> **GIVEN INSTRUCTION**
Restate the entries below verbatim.

> **LISTED ENTRIES**
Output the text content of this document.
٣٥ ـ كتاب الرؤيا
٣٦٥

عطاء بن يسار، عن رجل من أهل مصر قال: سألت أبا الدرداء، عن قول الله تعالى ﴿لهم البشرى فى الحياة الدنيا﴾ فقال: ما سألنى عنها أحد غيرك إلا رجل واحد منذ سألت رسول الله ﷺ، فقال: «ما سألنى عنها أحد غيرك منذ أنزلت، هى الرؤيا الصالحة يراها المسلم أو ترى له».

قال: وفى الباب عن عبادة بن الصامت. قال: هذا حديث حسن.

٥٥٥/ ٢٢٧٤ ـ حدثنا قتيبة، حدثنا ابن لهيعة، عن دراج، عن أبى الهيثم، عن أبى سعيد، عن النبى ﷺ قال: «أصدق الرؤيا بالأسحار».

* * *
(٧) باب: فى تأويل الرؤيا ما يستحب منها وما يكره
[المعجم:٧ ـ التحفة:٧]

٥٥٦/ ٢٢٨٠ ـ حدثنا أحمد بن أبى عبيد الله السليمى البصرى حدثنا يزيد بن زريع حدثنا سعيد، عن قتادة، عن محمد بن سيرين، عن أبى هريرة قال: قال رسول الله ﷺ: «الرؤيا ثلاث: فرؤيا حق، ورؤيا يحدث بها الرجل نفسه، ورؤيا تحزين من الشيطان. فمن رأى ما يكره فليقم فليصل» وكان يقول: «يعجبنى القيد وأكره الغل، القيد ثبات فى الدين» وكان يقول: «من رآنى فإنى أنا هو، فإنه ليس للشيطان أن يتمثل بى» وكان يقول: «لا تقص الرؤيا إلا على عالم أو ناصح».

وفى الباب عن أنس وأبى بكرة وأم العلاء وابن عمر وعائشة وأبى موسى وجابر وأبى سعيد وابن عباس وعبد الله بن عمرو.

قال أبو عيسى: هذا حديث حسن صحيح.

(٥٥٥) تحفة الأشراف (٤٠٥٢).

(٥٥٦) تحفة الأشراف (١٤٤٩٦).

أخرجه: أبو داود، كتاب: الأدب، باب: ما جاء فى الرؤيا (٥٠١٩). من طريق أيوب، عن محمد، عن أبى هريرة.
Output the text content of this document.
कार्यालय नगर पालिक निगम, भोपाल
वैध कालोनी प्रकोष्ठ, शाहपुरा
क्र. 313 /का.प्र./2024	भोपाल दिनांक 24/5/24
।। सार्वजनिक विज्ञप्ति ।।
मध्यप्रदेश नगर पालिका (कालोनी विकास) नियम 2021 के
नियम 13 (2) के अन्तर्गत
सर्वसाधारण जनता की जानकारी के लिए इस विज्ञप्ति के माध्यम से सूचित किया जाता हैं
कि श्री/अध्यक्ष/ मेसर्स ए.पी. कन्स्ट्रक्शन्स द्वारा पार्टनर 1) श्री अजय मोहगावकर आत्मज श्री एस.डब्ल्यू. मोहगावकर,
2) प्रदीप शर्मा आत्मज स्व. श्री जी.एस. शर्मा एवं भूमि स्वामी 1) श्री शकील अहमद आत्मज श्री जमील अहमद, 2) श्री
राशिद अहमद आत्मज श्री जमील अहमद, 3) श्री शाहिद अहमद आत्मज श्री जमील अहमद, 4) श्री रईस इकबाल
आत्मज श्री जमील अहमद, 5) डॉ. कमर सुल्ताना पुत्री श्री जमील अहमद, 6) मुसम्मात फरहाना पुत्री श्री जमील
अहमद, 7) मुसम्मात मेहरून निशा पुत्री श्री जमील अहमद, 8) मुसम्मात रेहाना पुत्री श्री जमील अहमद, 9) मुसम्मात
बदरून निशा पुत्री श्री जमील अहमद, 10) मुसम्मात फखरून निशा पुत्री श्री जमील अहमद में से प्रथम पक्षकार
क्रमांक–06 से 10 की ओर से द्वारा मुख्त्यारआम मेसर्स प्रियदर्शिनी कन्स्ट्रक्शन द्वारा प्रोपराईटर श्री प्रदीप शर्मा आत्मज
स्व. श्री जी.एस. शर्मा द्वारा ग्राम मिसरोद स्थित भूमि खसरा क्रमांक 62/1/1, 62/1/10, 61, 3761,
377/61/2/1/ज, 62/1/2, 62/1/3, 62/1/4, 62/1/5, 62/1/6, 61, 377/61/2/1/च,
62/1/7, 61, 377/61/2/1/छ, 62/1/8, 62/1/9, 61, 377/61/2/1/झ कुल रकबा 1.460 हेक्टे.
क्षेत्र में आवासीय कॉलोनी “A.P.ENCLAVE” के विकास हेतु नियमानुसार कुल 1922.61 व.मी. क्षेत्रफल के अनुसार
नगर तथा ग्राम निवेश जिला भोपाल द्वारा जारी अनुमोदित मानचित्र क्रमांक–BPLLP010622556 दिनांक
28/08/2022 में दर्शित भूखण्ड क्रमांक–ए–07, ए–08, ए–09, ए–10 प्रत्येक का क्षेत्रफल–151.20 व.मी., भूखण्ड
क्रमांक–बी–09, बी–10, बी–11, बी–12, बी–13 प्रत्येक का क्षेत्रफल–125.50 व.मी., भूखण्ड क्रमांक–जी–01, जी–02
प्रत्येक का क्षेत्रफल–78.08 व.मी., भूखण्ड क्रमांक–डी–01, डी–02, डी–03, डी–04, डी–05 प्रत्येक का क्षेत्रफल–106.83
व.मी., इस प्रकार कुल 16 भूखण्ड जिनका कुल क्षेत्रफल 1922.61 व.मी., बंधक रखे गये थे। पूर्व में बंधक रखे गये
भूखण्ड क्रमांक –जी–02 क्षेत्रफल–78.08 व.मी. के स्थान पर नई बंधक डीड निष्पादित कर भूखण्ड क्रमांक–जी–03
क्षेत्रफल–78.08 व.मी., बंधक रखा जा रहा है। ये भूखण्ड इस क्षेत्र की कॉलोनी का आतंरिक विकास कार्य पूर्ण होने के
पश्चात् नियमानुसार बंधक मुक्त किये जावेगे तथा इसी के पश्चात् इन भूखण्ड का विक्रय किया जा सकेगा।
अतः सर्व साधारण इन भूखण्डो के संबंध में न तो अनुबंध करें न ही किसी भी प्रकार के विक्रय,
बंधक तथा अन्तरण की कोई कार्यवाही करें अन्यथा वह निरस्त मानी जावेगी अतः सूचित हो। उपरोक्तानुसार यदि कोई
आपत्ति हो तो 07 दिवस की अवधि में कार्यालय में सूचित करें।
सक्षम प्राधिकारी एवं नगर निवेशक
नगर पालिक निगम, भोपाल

> **RESULT OF THIS EXERCISE**
Output the text content of this document.
٣٥ ـ كتاب الرؤيا
٣٦٥

عطاء بن يسار، عن رجل من أهل مصر قال: سألت أبا الدرداء، عن قول الله تعالى ﴿لهم البشرى فى الحياة الدنيا﴾ فقال: ما سألنى عنها أحد غيرك إلا رجل واحد منذ سألت رسول الله ﷺ، فقال: «ما سألنى عنها أحد غيرك منذ أنزلت، هى الرؤيا الصالحة يراها المسلم أو ترى له».

قال: وفى الباب عن عبادة بن الصامت. قال: هذا حديث حسن.

٥٥٥/ ٢٢٧٤ ـ حدثنا قتيبة، حدثنا ابن لهيعة، عن دراج، عن أبى الهيثم، عن أبى سعيد، عن النبى ﷺ قال: «أصدق الرؤيا بالأسحار».

* * *
(٧) باب: فى تأويل الرؤيا ما يستحب منها وما يكره
[المعجم:٧ ـ التحفة:٧]

٥٥٦/ ٢٢٨٠ ـ حدثنا أحمد بن أبى عبيد الله السليمى البصرى حدثنا يزيد بن زريع حدثنا سعيد، عن قتادة، عن محمد بن سيرين، عن أبى هريرة قال: قال رسول الله ﷺ: «الرؤيا ثلاث: فرؤيا حق، ورؤيا يحدث بها الرجل نفسه، ورؤيا تحزين من الشيطان. فمن رأى ما يكره فليقم فليصل» وكان يقول: «يعجبنى القيد وأكره الغل، القيد ثبات فى الدين» وكان يقول: «من رآنى فإنى أنا هو، فإنه ليس للشيطان أن يتمثل بى» وكان يقول: «لا تقص الرؤيا إلا على عالم أو ناصح».

وفى الباب عن أنس وأبى بكرة وأم العلاء وابن عمر وعائشة وأبى موسى وجابر وأبى سعيد وابن عباس وعبد الله بن عمرو.

قال أبو عيسى: هذا حديث حسن صحيح.

(٥٥٥) تحفة الأشراف (٤٠٥٢).

(٥٥٦) تحفة الأشراف (١٤٤٩٦).

أخرجه: أبو داود، كتاب: الأدب، باب: ما جاء فى الرؤيا (٥٠١٩). من طريق أيوب، عن محمد، عن أبى هريرة.
Output the text content of this document.
कार्यालय नगर पालिक निगम, भोपाल
वैध कालोनी प्रकोष्ठ, शाहपुरा
क्र. 313 /का.प्र./2024	भोपाल दिनांक 24/5/24
।। सार्वजनिक विज्ञप्ति ।।
मध्यप्रदेश नगर पालिका (कालोनी विकास) नियम 2021 के
नियम 13 (2) के अन्तर्गत
सर्वसाधारण जनता की जानकारी के लिए इस विज्ञप्ति के माध्यम से सूचित किया जाता हैं
कि श्री/अध्यक्ष/ मेसर्स ए.पी. कन्स्ट्रक्शन्स द्वारा पार्टनर 1) श्री अजय मोहगावकर आत्मज श्री एस.डब्ल्यू. मोहगावकर,
2) प्रदीप शर्मा आत्मज स्व. श्री जी.एस. शर्मा एवं भूमि स्वामी 1) श्री शकील अहमद आत्मज श्री जमील अहमद, 2) श्री
राशिद अहमद आत्मज श्री जमील अहमद, 3) श्री शाहिद अहमद आत्मज श्री जमील अहमद, 4) श्री रईस इकबाल
आत्मज श्री जमील अहमद, 5) डॉ. कमर सुल्ताना पुत्री श्री जमील अहमद, 6) मुसम्मात फरहाना पुत्री श्री जमील
अहमद, 7) मुसम्मात मेहरून निशा पुत्री श्री जमील अहमद, 8) मुसम्मात रेहाना पुत्री श्री जमील अहमद, 9) मुसम्मात
बदरून निशा पुत्री श्री जमील अहमद, 10) मुसम्मात फखरून निशा पुत्री श्री जमील अहमद में से प्रथम पक्षकार
क्रमांक–06 से 10 की ओर से द्वारा मुख्त्यारआम मेसर्स प्रियदर्शिनी कन्स्ट्रक्शन द्वारा प्रोपराईटर श्री प्रदीप शर्मा आत्मज
स्व. श्री जी.एस. शर्मा द्वारा ग्राम मिसरोद स्थित भूमि खसरा क्रमांक 62/1/1, 62/1/10, 61, 3761,
377/61/2/1/ज, 62/1/2, 62/1/3, 62/1/4, 62/1/5, 62/1/6, 61, 377/61/2/1/च,
62/1/7, 61, 377/61/2/1/छ, 62/1/8, 62/1/9, 61, 377/61/2/1/झ कुल रकबा 1.460 हेक्टे.
क्षेत्र में आवासीय कॉलोनी “A.P.ENCLAVE” के विकास हेतु नियमानुसार कुल 1922.61 व.मी. क्षेत्रफल के अनुसार
नगर तथा ग्राम निवेश जिला भोपाल द्वारा जारी अनुमोदित मानचित्र क्रमांक–BPLLP010622556 दिनांक
28/08/2022 में दर्शित भूखण्ड क्रमांक–ए–07, ए–08, ए–09, ए–10 प्रत्येक का क्षेत्रफल–151.20 व.मी., भूखण्ड
क्रमांक–बी–09, बी–10, बी–11, बी–12, बी–13 प्रत्येक का क्षेत्रफल–125.50 व.मी., भूखण्ड क्रमांक–जी–01, जी–02
प्रत्येक का क्षेत्रफल–78.08 व.मी., भूखण्ड क्रमांक–डी–01, डी–02, डी–03, डी–04, डी–05 प्रत्येक का क्षेत्रफल–106.83
व.मी., इस प्रकार कुल 16 भूखण्ड जिनका कुल क्षेत्रफल 1922.61 व.मी., बंधक रखे गये थे। पूर्व में बंधक रखे गये
भूखण्ड क्रमांक –जी–02 क्षेत्रफल–78.08 व.मी. के स्थान पर नई बंधक डीड निष्पादित कर भूखण्ड क्रमांक–जी–03
क्षेत्रफल–78.08 व.मी., बंधक रखा जा रहा है। ये भूखण्ड इस क्षेत्र की कॉलोनी का आतंरिक विकास कार्य पूर्ण होने के
पश्चात् नियमानुसार बंधक मुक्त किये जावेगे तथा इसी के पश्चात् इन भूखण्ड का विक्रय किया जा सकेगा।
अतः सर्व साधारण इन भूखण्डो के संबंध में न तो अनुबंध करें न ही किसी भी प्रकार के विक्रय,
बंधक तथा अन्तरण की कोई कार्यवाही करें अन्यथा वह निरस्त मानी जावेगी अतः सूचित हो। उपरोक्तानुसार यदि कोई
आपत्ति हो तो 07 दिवस की अवधि में कार्यालय में सूचित करें।
सक्षम प्राधिकारी एवं नगर निवेशक
नगर पालिक निगम, भोपाल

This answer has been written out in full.